Material provided:
»»

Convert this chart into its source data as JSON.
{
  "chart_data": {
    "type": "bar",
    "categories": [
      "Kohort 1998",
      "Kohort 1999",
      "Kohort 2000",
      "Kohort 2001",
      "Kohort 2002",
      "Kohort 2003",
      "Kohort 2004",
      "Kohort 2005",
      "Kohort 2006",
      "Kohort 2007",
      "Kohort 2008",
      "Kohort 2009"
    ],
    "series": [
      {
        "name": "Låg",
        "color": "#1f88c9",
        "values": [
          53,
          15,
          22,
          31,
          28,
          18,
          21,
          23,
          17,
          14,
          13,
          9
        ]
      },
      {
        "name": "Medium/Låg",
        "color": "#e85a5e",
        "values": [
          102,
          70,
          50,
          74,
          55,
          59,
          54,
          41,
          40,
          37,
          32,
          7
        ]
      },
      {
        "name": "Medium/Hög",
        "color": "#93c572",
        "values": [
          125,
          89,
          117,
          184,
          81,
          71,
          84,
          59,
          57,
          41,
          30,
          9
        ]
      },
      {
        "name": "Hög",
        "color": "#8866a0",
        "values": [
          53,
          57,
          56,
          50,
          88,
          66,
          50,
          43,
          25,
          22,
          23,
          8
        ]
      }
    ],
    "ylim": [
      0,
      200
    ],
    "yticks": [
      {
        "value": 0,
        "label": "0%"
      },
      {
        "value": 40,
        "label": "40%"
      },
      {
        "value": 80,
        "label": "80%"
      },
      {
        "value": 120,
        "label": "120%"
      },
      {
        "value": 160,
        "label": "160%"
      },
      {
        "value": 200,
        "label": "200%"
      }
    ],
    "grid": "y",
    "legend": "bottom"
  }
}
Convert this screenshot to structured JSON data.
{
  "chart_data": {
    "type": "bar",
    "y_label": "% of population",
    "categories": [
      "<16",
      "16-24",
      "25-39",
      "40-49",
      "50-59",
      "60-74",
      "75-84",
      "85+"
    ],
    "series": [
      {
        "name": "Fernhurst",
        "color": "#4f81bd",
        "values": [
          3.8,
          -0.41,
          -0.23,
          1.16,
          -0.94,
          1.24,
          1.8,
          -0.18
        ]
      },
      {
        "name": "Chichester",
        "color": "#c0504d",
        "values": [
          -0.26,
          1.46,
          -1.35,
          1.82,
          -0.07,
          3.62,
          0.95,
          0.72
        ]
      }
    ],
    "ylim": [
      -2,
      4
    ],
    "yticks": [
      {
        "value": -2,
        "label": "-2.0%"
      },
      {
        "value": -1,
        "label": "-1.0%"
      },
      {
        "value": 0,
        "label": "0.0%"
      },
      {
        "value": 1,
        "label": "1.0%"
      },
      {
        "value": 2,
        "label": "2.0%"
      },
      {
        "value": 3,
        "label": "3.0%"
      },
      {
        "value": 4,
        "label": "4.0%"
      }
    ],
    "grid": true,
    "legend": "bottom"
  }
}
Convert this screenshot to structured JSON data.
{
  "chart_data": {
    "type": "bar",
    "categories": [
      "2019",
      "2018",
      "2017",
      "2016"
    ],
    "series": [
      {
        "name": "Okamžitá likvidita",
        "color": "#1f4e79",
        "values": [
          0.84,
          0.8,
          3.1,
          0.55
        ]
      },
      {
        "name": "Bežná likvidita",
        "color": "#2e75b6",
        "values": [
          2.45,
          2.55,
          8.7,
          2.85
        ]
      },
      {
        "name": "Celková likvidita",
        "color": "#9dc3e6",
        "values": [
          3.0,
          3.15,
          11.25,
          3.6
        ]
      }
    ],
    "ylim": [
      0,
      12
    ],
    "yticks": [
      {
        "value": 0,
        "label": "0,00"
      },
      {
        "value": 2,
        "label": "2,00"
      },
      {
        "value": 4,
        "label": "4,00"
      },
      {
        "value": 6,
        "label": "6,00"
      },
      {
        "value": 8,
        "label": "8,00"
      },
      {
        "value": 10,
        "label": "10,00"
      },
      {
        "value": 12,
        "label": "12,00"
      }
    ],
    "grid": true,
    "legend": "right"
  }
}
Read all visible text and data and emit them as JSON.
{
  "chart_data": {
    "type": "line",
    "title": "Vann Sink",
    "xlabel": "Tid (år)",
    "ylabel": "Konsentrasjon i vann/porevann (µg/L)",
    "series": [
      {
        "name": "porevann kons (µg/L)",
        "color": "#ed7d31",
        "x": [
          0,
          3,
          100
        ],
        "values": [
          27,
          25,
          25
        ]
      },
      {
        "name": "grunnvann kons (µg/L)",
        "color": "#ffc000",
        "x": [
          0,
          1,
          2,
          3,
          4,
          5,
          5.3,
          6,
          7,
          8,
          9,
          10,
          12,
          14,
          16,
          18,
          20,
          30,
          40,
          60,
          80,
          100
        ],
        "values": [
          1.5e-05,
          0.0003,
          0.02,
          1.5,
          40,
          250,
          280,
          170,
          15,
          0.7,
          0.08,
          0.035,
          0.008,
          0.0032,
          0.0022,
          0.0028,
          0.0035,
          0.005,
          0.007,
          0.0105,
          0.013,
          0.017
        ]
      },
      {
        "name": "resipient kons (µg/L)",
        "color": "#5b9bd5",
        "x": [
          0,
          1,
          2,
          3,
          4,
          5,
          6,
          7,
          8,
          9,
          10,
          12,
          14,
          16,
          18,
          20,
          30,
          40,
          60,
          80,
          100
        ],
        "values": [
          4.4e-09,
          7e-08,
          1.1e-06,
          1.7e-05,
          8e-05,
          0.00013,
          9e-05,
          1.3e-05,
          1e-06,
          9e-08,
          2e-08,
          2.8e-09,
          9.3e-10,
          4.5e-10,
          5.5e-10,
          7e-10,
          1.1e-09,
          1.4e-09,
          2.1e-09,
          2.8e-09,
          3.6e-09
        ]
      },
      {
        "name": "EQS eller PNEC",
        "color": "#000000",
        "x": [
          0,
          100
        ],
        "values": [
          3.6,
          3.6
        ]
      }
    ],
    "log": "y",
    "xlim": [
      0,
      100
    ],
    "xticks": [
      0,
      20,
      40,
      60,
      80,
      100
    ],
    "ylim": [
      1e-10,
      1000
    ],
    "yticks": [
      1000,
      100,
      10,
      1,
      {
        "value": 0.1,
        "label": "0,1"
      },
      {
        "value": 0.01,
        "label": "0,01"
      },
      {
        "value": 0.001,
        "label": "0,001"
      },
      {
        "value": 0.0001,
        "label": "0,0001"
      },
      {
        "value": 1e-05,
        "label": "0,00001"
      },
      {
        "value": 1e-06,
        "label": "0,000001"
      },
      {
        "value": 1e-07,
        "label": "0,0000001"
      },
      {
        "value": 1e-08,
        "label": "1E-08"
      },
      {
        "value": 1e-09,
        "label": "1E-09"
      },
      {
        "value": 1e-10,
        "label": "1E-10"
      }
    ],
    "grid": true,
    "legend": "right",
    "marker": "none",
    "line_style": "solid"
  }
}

««

Task objective: Write out the listing once more, matching it exactly.

Response to this exercise:
Convert this chart into its source data as JSON.
{
  "chart_data": {
    "type": "bar",
    "categories": [
      "Kohort 1998",
      "Kohort 1999",
      "Kohort 2000",
      "Kohort 2001",
      "Kohort 2002",
      "Kohort 2003",
      "Kohort 2004",
      "Kohort 2005",
      "Kohort 2006",
      "Kohort 2007",
      "Kohort 2008",
      "Kohort 2009"
    ],
    "series": [
      {
        "name": "Låg",
        "color": "#1f88c9",
        "values": [
          53,
          15,
          22,
          31,
          28,
          18,
          21,
          23,
          17,
          14,
          13,
          9
        ]
      },
      {
        "name": "Medium/Låg",
        "color": "#e85a5e",
        "values": [
          102,
          70,
          50,
          74,
          55,
          59,
          54,
          41,
          40,
          37,
          32,
          7
        ]
      },
      {
        "name": "Medium/Hög",
        "color": "#93c572",
        "values": [
          125,
          89,
          117,
          184,
          81,
          71,
          84,
          59,
          57,
          41,
          30,
          9
        ]
      },
      {
        "name": "Hög",
        "color": "#8866a0",
        "values": [
          53,
          57,
          56,
          50,
          88,
          66,
          50,
          43,
          25,
          22,
          23,
          8
        ]
      }
    ],
    "ylim": [
      0,
      200
    ],
    "yticks": [
      {
        "value": 0,
        "label": "0%"
      },
      {
        "value": 40,
        "label": "40%"
      },
      {
        "value": 80,
        "label": "80%"
      },
      {
        "value": 120,
        "label": "120%"
      },
      {
        "value": 160,
        "label": "160%"
      },
      {
        "value": 200,
        "label": "200%"
      }
    ],
    "grid": "y",
    "legend": "bottom"
  }
}
Convert this screenshot to structured JSON data.
{
  "chart_data": {
    "type": "bar",
    "y_label": "% of population",
    "categories": [
      "<16",
      "16-24",
      "25-39",
      "40-49",
      "50-59",
      "60-74",
      "75-84",
      "85+"
    ],
    "series": [
      {
        "name": "Fernhurst",
        "color": "#4f81bd",
        "values": [
          3.8,
          -0.41,
          -0.23,
          1.16,
          -0.94,
          1.24,
          1.8,
          -0.18
        ]
      },
      {
        "name": "Chichester",
        "color": "#c0504d",
        "values": [
          -0.26,
          1.46,
          -1.35,
          1.82,
          -0.07,
          3.62,
          0.95,
          0.72
        ]
      }
    ],
    "ylim": [
      -2,
      4
    ],
    "yticks": [
      {
        "value": -2,
        "label": "-2.0%"
      },
      {
        "value": -1,
        "label": "-1.0%"
      },
      {
        "value": 0,
        "label": "0.0%"
      },
      {
        "value": 1,
        "label": "1.0%"
      },
      {
        "value": 2,
        "label": "2.0%"
      },
      {
        "value": 3,
        "label": "3.0%"
      },
      {
        "value": 4,
        "label": "4.0%"
      }
    ],
    "grid": true,
    "legend": "bottom"
  }
}
Convert this screenshot to structured JSON data.
{
  "chart_data": {
    "type": "bar",
    "categories": [
      "2019",
      "2018",
      "2017",
      "2016"
    ],
    "series": [
      {
        "name": "Okamžitá likvidita",
        "color": "#1f4e79",
        "values": [
          0.84,
          0.8,
          3.1,
          0.55
        ]
      },
      {
        "name": "Bežná likvidita",
        "color": "#2e75b6",
        "values": [
          2.45,
          2.55,
          8.7,
          2.85
        ]
      },
      {
        "name": "Celková likvidita",
        "color": "#9dc3e6",
        "values": [
          3.0,
          3.15,
          11.25,
          3.6
        ]
      }
    ],
    "ylim": [
      0,
      12
    ],
    "yticks": [
      {
        "value": 0,
        "label": "0,00"
      },
      {
        "value": 2,
        "label": "2,00"
      },
      {
        "value": 4,
        "label": "4,00"
      },
      {
        "value": 6,
        "label": "6,00"
      },
      {
        "value": 8,
        "label": "8,00"
      },
      {
        "value": 10,
        "label": "10,00"
      },
      {
        "value": 12,
        "label": "12,00"
      }
    ],
    "grid": true,
    "legend": "right"
  }
}
Read all visible text and data and emit them as JSON.
{
  "chart_data": {
    "type": "line",
    "title": "Vann Sink",
    "xlabel": "Tid (år)",
    "ylabel": "Konsentrasjon i vann/porevann (µg/L)",
    "series": [
      {
        "name": "porevann kons (µg/L)",
        "color": "#ed7d31",
        "x": [
          0,
          3,
          100
        ],
        "values": [
          27,
          25,
          25
        ]
      },
      {
        "name": "grunnvann kons (µg/L)",
        "color": "#ffc000",
        "x": [
          0,
          1,
          2,
          3,
          4,
          5,
          5.3,
          6,
          7,
          8,
          9,
          10,
          12,
          14,
          16,
          18,
          20,
          30,
          40,
          60,
          80,
          100
        ],
        "values": [
          1.5e-05,
          0.0003,
          0.02,
          1.5,
          40,
          250,
          280,
          170,
          15,
          0.7,
          0.08,
          0.035,
          0.008,
          0.0032,
          0.0022,
          0.0028,
          0.0035,
          0.005,
          0.007,
          0.0105,
          0.013,
          0.017
        ]
      },
      {
        "name": "resipient kons (µg/L)",
        "color": "#5b9bd5",
        "x": [
          0,
          1,
          2,
          3,
          4,
          5,
          6,
          7,
          8,
          9,
          10,
          12,
          14,
          16,
          18,
          20,
          30,
          40,
          60,
          80,
          100
        ],
        "values": [
          4.4e-09,
          7e-08,
          1.1e-06,
          1.7e-05,
          8e-05,
          0.00013,
          9e-05,
          1.3e-05,
          1e-06,
          9e-08,
          2e-08,
          2.8e-09,
          9.3e-10,
          4.5e-10,
          5.5e-10,
          7e-10,
          1.1e-09,
          1.4e-09,
          2.1e-09,
          2.8e-09,
          3.6e-09
        ]
      },
      {
        "name": "EQS eller PNEC",
        "color": "#000000",
        "x": [
          0,
          100
        ],
        "values": [
          3.6,
          3.6
        ]
      }
    ],
    "log": "y",
    "xlim": [
      0,
      100
    ],
    "xticks": [
      0,
      20,
      40,
      60,
      80,
      100
    ],
    "ylim": [
      1e-10,
      1000
    ],
    "yticks": [
      1000,
      100,
      10,
      1,
      {
        "value": 0.1,
        "label": "0,1"
      },
      {
        "value": 0.01,
        "label": "0,01"
      },
      {
        "value": 0.001,
        "label": "0,001"
      },
      {
        "value": 0.0001,
        "label": "0,0001"
      },
      {
        "value": 1e-05,
        "label": "0,00001"
      },
      {
        "value": 1e-06,
        "label": "0,000001"
      },
      {
        "value": 1e-07,
        "label": "0,0000001"
      },
      {
        "value": 1e-08,
        "label": "1E-08"
      },
      {
        "value": 1e-09,
        "label": "1E-09"
      },
      {
        "value": 1e-10,
        "label": "1E-10"
      }
    ],
    "grid": true,
    "legend": "right",
    "marker": "none",
    "line_style": "solid"
  }
}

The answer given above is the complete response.